=== Task inputs ===

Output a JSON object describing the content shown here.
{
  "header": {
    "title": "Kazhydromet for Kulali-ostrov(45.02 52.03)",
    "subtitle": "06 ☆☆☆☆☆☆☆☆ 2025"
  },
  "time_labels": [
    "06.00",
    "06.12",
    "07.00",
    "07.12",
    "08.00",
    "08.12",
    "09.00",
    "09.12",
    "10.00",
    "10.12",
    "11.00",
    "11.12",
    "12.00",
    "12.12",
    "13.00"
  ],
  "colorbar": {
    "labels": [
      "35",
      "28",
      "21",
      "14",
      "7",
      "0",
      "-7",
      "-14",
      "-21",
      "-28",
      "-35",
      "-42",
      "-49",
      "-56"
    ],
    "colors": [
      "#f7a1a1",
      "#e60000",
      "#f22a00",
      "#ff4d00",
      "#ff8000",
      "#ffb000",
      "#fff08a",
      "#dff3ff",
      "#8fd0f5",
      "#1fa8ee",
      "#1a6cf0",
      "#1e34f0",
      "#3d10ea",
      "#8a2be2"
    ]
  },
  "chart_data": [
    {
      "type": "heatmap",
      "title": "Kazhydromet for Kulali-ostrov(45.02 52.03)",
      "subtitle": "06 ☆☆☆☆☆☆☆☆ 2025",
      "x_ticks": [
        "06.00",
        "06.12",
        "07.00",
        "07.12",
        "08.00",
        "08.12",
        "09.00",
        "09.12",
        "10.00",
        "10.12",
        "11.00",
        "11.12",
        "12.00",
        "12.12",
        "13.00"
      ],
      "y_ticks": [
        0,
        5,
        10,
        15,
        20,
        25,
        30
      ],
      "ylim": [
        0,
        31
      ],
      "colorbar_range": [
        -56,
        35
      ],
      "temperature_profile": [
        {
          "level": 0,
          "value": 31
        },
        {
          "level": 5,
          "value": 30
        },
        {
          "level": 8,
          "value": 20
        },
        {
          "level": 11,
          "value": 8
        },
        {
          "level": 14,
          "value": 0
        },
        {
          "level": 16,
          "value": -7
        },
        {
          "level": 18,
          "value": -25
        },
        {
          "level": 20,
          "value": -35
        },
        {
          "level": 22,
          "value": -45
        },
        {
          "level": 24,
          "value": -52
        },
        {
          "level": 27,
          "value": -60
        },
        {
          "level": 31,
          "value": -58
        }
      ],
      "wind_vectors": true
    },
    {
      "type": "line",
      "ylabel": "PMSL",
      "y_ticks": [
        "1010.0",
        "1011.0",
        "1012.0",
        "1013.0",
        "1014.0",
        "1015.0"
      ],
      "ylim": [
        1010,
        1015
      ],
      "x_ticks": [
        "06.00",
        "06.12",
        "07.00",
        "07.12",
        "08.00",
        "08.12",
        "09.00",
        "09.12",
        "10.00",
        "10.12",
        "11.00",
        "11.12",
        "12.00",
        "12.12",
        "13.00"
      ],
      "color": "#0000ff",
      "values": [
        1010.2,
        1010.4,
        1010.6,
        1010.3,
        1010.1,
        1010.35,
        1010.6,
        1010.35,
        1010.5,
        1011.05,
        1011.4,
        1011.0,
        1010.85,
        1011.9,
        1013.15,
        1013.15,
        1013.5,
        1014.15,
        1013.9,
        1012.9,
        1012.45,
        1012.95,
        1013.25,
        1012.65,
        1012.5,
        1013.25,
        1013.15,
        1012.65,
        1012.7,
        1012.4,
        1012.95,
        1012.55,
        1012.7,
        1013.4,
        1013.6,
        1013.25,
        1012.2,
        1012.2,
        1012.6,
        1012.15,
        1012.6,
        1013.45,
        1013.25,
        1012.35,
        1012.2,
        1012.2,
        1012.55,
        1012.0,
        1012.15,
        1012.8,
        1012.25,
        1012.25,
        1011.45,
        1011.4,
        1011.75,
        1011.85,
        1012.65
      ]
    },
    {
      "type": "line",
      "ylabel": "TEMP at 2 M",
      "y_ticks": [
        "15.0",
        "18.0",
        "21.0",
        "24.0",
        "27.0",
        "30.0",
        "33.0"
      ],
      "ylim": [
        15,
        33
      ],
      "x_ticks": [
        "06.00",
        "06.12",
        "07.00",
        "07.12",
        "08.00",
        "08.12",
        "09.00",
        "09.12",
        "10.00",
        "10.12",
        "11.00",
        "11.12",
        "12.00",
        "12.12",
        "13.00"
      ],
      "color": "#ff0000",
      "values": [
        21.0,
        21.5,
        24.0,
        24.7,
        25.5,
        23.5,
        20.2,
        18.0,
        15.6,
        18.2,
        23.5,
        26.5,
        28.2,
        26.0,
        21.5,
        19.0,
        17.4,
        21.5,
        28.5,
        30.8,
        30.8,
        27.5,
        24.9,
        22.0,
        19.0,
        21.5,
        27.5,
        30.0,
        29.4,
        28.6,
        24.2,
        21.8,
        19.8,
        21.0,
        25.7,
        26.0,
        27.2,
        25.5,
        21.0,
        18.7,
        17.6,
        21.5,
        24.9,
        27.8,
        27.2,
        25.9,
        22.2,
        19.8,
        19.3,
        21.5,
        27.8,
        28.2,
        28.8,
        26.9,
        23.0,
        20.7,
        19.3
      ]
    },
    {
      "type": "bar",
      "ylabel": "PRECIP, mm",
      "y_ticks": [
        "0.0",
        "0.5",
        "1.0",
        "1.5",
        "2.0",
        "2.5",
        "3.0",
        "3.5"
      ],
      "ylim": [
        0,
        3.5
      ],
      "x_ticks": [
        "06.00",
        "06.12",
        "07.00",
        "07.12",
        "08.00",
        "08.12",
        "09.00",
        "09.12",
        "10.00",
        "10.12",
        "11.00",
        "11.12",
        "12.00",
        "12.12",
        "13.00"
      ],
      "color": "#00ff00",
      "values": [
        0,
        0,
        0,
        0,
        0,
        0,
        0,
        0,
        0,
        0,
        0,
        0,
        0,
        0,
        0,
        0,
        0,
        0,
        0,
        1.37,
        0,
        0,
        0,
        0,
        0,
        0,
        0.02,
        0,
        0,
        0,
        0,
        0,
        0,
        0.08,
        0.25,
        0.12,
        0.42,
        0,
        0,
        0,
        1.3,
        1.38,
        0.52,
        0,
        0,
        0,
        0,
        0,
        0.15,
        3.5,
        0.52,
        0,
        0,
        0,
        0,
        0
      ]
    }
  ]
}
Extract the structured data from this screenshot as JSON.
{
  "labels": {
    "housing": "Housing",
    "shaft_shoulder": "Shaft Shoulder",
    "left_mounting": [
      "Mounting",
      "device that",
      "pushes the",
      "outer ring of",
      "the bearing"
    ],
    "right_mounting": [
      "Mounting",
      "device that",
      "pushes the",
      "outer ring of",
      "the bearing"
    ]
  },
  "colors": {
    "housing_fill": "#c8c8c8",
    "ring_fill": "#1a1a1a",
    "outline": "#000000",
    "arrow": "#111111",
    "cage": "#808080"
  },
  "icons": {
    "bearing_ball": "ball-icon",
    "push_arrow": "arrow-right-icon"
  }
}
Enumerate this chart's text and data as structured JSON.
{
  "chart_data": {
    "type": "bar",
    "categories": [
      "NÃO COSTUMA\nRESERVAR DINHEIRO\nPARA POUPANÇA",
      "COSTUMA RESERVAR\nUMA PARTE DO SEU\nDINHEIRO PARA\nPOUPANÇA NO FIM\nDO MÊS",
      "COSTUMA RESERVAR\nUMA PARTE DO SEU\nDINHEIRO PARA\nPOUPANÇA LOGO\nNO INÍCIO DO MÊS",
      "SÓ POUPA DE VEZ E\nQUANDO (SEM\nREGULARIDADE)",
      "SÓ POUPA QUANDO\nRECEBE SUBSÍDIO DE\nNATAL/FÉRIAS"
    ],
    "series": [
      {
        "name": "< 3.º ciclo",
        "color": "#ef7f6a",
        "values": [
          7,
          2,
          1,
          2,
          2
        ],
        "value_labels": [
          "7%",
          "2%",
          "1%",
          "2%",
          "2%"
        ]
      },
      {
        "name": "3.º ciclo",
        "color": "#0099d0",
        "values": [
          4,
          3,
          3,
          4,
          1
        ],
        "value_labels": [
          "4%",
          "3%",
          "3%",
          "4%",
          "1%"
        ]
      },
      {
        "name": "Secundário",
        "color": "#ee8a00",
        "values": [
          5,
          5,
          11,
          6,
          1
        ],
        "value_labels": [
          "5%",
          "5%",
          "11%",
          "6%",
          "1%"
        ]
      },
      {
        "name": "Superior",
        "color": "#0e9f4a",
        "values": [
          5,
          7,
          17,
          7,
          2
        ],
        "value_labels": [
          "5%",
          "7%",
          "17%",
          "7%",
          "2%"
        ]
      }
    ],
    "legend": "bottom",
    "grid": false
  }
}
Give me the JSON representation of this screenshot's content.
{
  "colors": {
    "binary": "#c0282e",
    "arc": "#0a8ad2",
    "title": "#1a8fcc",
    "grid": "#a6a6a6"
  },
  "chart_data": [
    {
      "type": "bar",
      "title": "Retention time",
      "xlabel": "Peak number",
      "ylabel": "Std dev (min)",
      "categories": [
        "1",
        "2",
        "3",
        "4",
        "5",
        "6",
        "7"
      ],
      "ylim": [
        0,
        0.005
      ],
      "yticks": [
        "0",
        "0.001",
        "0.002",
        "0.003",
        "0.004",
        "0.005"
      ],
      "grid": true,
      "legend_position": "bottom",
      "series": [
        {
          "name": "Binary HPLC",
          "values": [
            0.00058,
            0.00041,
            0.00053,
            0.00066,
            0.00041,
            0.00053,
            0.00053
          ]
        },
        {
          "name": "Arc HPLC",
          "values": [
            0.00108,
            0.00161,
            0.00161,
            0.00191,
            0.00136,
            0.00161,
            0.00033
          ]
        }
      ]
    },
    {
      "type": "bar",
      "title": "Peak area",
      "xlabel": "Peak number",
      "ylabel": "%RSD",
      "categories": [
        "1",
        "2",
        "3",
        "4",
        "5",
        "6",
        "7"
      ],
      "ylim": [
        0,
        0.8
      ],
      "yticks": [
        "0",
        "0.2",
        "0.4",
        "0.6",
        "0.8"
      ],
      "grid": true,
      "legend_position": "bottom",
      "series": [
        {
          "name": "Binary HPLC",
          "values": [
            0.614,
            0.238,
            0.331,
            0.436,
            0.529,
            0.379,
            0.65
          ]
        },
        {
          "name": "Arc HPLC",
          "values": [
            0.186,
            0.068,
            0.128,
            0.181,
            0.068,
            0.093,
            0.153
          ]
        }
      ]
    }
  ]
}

===

Search the records above for the string "nDINHEIRO". Copy every line that contains it.

• **Result for this exercise**
      "COSTUMA RESERVAR\nUMA PARTE DO SEU\nDINHEIRO PARA\nPOUPANÇA NO FIM\nDO MÊS",
      "COSTUMA RESERVAR\nUMA PARTE DO SEU\nDINHEIRO PARA\nPOUPANÇA LOGO\nNO INÍCIO DO MÊS",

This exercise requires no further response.